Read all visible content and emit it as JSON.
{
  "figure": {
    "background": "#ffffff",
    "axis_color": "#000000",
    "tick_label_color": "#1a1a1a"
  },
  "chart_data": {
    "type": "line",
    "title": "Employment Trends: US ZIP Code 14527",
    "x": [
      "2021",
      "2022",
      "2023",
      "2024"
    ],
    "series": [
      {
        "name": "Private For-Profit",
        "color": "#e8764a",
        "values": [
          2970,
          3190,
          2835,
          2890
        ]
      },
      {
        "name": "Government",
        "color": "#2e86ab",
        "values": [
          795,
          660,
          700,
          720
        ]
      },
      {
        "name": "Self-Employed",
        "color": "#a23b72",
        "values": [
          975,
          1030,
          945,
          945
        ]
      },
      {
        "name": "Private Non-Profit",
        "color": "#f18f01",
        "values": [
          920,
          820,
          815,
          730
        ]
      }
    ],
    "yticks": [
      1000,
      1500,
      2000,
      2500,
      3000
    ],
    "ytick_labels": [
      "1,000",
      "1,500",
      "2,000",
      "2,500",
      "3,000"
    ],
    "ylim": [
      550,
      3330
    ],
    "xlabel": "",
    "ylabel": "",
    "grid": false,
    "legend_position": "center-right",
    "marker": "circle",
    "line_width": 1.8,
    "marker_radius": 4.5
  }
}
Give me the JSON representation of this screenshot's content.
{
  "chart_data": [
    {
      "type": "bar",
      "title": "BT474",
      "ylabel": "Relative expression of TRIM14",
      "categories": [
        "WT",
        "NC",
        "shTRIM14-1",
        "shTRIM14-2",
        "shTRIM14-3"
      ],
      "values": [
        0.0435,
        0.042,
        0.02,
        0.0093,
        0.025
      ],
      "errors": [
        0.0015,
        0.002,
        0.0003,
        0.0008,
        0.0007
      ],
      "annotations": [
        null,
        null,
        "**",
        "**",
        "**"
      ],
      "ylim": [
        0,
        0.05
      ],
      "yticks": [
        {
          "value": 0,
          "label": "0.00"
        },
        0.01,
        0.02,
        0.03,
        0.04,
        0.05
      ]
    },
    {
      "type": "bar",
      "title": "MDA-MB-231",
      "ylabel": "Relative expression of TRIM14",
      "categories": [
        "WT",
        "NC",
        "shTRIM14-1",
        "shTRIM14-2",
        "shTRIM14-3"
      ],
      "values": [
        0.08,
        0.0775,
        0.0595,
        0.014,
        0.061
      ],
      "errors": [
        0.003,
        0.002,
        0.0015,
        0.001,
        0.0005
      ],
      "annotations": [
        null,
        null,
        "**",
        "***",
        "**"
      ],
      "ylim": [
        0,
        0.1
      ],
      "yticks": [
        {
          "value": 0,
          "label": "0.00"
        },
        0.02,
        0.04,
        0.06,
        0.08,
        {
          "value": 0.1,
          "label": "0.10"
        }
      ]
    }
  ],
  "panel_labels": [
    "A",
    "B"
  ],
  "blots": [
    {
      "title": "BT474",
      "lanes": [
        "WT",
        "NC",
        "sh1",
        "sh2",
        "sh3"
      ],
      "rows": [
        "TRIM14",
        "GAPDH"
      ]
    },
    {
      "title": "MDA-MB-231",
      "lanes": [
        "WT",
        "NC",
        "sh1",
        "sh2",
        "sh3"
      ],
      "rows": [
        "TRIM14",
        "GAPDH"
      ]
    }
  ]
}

..........

#### [WHAT TO PRODUCE]
In how many lines of the data does the string "content" appear? Give only the number.

#### [RESPONSE]
2